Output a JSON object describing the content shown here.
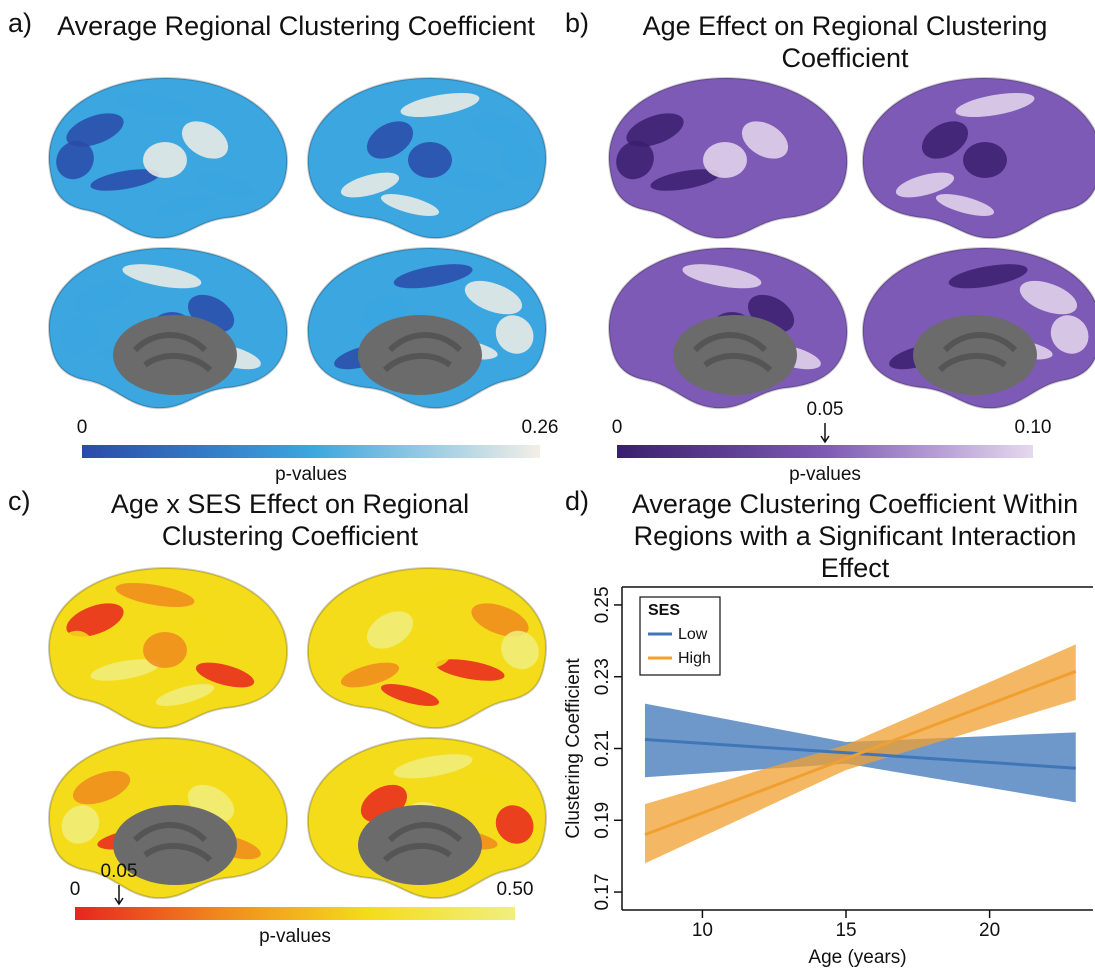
{
  "panels": [
    {
      "label": "a)",
      "title": "Average Regional Clustering Coefficient",
      "colorbar": {
        "label": "p-values",
        "lim": [
          0,
          0.26
        ],
        "ticks": [
          0,
          0.26
        ],
        "colors": [
          "#2b4aa8",
          "#3ba6e0",
          "#f3efe6"
        ]
      }
    },
    {
      "label": "b)",
      "title": "Age Effect on Regional Clustering Coefficient",
      "colorbar": {
        "label": "p-values",
        "lim": [
          0,
          0.1
        ],
        "ticks": [
          0,
          0.05,
          {
            "value": 0.1,
            "label": "0.10"
          }
        ],
        "colors": [
          "#3a1f6e",
          "#7d5ab5",
          "#e6d8ee"
        ]
      }
    },
    {
      "label": "c)",
      "title": "Age x SES Effect on Regional Clustering Coefficient",
      "colorbar": {
        "label": "p-values",
        "lim": [
          0,
          0.5
        ],
        "ticks": [
          0,
          0.05,
          {
            "value": 0.5,
            "label": "0.50"
          }
        ],
        "colors": [
          "#e8251e",
          "#f08a1e",
          "#f5dc1a",
          "#f0ef80"
        ]
      }
    }
  ],
  "chart_data": {
    "type": "line",
    "label": "d)",
    "title": "Average Clustering Coefficient Within Regions with a Significant Interaction Effect",
    "xlabel": "Age (years)",
    "ylabel": "Clustering Coefficient",
    "x": [
      8,
      15,
      23
    ],
    "xlim": [
      7.2,
      23.6
    ],
    "ylim": [
      0.165,
      0.255
    ],
    "xticks": [
      10,
      15,
      20
    ],
    "yticks": [
      0.17,
      0.19,
      0.21,
      0.23,
      0.25
    ],
    "legend_title": "SES",
    "legend": "upper left",
    "series": [
      {
        "name": "Low",
        "color": "#3f76b8",
        "values": [
          0.2125,
          0.2088,
          0.2045
        ],
        "lower": [
          0.202,
          0.2058,
          0.195
        ],
        "upper": [
          0.2225,
          0.2118,
          0.2145
        ]
      },
      {
        "name": "High",
        "color": "#f0a030",
        "values": [
          0.186,
          0.2072,
          0.2315
        ],
        "lower": [
          0.178,
          0.204,
          0.2235
        ],
        "upper": [
          0.1945,
          0.211,
          0.239
        ]
      }
    ]
  }
}
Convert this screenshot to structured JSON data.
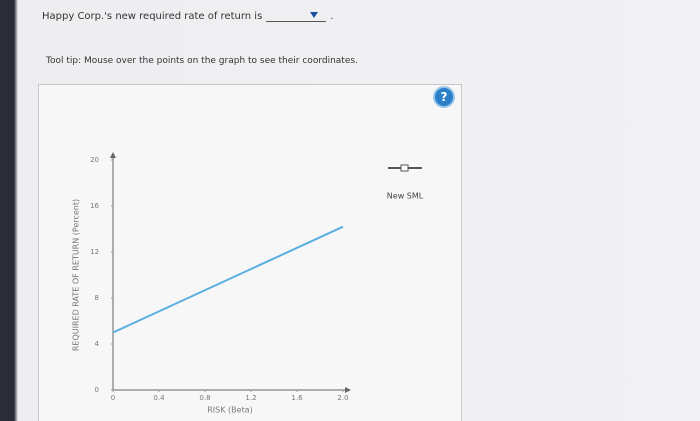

Written instruction →
Among the lines of the material above, how many include the string "Clustering"? Report only that number.

Final result →
5